## WORK REQUIRED
Only the number is wanted: how many lines contain the string "только"?

=== ENTRIES PROVIDED ===

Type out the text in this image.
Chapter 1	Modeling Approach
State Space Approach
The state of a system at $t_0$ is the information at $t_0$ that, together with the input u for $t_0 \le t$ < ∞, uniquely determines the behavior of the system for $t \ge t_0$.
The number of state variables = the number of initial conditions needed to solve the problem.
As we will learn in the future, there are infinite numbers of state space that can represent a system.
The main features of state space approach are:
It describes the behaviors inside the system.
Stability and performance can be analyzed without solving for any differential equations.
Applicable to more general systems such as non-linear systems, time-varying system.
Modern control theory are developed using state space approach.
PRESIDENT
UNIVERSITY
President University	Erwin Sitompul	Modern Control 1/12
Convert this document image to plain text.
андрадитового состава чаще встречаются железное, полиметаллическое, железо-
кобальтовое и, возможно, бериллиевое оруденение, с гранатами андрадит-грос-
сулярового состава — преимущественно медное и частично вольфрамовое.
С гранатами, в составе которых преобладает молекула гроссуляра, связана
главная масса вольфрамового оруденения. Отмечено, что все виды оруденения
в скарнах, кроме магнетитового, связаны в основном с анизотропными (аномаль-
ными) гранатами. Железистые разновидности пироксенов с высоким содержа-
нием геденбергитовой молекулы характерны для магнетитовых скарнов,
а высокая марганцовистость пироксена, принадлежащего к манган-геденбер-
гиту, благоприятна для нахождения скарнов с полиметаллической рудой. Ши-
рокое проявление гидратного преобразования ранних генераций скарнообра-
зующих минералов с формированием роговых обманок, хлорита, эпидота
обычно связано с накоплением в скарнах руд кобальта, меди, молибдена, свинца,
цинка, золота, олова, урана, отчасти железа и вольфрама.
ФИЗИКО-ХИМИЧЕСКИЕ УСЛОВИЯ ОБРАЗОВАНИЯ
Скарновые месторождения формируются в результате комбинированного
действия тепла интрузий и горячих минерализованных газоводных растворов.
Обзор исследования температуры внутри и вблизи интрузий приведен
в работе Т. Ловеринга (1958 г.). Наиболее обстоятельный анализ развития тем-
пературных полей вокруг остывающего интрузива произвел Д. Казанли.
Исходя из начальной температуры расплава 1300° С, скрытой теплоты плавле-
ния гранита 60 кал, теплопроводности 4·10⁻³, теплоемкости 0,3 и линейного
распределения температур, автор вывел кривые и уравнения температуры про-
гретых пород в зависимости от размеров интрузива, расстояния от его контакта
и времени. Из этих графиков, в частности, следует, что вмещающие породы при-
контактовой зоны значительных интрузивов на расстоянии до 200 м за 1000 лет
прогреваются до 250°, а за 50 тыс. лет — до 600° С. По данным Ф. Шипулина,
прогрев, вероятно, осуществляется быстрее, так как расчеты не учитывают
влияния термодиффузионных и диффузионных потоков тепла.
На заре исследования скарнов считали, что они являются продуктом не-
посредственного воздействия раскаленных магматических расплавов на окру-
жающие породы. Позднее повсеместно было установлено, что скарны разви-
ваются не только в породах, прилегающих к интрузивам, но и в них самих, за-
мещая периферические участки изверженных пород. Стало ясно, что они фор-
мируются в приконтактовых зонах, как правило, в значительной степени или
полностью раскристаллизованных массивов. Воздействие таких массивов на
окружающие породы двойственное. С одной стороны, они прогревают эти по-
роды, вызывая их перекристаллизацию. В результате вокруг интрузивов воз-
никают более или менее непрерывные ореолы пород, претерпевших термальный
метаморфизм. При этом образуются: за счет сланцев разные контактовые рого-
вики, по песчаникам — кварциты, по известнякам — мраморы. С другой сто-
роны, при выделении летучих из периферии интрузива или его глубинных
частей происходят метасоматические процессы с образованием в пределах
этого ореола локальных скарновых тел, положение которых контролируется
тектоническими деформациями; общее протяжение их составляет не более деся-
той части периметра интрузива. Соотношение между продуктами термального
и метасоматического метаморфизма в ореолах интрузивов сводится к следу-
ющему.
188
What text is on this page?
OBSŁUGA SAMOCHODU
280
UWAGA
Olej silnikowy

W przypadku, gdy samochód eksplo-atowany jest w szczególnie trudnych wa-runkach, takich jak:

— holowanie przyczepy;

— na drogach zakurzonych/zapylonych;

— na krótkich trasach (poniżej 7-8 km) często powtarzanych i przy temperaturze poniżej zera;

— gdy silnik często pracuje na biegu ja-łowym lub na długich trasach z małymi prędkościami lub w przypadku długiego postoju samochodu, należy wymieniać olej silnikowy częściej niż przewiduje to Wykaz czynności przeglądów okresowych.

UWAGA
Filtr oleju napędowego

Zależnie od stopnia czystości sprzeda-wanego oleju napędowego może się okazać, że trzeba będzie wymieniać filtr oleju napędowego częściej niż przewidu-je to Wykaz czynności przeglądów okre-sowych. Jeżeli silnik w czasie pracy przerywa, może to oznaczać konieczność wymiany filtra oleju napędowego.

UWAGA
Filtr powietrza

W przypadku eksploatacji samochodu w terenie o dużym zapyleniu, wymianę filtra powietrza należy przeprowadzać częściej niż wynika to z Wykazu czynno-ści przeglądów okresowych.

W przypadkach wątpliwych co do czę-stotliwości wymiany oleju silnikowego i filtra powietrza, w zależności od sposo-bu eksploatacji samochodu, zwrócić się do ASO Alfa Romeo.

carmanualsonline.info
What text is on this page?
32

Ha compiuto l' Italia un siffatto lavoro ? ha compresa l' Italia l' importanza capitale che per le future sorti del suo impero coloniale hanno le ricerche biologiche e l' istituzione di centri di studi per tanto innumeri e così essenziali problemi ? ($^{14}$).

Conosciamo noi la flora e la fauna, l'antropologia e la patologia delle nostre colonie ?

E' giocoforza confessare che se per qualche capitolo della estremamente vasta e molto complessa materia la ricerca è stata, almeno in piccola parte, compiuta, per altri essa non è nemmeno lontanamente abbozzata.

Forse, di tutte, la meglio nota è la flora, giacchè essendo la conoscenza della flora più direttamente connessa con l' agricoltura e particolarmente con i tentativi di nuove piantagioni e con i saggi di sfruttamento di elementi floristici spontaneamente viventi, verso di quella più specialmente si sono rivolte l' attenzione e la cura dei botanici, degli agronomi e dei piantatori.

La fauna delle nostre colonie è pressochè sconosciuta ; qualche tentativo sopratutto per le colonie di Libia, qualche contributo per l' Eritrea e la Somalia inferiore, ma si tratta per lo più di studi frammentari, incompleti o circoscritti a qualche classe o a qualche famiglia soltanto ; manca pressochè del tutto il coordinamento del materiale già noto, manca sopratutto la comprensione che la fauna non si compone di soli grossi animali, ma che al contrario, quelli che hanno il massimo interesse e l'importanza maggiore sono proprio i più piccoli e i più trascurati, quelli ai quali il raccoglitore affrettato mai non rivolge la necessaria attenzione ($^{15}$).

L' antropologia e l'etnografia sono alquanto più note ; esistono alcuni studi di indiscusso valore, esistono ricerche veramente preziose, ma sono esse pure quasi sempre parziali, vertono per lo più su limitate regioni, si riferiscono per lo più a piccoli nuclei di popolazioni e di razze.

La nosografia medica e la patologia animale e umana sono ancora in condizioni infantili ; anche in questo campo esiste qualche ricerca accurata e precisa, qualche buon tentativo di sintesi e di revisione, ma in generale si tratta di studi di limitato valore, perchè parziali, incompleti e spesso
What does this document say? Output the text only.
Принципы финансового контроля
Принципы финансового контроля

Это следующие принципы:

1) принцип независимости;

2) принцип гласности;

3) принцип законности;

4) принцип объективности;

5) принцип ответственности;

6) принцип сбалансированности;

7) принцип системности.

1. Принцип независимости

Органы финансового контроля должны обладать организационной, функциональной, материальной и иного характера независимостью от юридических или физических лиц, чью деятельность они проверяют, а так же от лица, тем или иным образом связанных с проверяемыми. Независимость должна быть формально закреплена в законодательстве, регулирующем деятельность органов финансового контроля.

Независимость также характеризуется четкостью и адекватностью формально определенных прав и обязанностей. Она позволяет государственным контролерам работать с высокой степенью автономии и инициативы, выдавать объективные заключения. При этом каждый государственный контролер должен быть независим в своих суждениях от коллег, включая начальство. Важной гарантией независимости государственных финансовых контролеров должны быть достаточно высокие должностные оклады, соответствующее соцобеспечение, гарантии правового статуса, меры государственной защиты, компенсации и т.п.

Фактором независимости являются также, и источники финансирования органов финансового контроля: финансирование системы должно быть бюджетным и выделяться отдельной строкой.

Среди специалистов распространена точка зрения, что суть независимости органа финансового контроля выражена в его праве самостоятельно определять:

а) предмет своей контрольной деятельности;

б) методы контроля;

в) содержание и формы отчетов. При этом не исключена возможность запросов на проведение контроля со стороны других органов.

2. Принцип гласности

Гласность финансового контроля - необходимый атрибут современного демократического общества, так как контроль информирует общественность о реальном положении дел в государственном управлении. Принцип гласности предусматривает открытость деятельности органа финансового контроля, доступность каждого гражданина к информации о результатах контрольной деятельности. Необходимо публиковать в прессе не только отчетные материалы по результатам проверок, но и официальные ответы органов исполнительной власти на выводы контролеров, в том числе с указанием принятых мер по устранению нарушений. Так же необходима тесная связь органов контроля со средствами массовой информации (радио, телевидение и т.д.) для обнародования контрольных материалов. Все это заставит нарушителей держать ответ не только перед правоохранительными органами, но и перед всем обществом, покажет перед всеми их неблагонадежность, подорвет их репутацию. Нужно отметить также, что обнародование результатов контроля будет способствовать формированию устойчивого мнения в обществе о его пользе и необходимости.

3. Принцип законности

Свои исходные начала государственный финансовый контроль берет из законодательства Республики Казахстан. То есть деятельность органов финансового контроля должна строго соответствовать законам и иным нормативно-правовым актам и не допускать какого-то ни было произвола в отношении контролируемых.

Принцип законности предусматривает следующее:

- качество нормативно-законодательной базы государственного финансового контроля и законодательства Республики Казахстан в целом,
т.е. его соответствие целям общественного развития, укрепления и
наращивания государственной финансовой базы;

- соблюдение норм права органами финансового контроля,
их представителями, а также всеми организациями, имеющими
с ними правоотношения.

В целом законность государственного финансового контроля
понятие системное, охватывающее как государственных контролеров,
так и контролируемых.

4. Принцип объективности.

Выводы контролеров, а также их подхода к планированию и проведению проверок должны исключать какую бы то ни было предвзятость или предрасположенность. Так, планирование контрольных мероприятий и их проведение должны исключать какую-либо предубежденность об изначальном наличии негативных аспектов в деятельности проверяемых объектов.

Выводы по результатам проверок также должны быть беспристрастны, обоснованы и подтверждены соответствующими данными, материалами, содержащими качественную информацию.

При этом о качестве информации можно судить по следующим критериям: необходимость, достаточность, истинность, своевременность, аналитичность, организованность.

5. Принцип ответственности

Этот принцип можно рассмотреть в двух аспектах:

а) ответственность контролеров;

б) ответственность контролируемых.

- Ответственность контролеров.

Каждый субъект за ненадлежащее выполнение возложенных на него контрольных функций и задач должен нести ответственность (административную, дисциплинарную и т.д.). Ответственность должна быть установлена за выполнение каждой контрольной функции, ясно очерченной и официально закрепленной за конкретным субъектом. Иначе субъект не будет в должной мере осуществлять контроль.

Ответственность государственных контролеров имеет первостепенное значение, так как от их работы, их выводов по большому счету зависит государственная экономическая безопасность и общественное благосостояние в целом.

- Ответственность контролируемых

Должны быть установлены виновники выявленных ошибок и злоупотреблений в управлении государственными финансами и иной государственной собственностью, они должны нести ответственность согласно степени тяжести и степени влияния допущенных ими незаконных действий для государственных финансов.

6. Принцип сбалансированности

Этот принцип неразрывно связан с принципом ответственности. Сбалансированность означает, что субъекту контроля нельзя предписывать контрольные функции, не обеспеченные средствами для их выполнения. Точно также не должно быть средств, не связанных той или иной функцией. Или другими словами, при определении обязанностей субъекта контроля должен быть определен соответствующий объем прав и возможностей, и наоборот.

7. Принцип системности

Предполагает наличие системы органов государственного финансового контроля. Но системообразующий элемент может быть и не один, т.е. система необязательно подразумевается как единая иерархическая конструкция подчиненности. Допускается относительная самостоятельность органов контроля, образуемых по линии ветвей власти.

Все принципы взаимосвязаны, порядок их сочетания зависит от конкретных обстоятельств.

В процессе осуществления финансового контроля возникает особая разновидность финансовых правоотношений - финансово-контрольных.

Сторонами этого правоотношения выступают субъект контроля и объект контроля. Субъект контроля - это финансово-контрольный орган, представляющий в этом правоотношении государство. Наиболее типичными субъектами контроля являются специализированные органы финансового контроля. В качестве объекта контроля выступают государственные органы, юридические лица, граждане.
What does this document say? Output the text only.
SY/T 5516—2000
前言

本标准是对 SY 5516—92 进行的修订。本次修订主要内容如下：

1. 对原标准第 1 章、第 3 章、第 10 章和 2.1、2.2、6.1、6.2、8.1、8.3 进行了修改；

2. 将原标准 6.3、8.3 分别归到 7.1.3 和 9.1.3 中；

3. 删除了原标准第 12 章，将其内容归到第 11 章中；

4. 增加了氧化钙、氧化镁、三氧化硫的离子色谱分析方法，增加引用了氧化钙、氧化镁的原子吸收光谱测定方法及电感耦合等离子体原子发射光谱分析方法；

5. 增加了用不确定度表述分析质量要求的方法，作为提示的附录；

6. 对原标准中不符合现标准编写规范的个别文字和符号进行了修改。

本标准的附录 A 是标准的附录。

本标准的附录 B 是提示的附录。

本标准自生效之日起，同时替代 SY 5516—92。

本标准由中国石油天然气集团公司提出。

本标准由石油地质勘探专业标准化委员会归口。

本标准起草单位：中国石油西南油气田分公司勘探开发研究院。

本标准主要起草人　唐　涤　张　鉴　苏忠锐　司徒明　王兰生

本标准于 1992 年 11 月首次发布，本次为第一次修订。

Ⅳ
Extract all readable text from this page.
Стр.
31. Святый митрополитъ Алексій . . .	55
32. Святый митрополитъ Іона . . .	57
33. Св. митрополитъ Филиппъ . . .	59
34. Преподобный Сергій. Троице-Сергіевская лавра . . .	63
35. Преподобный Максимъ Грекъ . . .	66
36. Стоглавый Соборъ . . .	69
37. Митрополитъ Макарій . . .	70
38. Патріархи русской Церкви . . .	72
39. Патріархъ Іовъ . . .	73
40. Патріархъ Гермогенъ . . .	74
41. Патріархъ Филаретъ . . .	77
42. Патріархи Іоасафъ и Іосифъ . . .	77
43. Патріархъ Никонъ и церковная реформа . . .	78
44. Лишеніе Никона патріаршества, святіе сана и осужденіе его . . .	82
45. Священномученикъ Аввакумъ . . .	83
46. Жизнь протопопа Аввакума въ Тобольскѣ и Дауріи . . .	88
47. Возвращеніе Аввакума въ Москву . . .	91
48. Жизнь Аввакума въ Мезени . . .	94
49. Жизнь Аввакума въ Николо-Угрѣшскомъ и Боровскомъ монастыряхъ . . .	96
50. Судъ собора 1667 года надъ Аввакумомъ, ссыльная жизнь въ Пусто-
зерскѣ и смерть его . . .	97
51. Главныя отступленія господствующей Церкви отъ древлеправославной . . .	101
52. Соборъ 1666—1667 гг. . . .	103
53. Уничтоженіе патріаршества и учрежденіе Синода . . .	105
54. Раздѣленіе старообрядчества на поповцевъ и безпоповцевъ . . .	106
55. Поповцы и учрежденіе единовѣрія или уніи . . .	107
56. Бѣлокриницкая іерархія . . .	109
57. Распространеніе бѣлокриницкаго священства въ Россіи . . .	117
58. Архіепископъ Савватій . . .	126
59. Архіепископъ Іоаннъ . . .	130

===

## CORRECT RESPONSE
2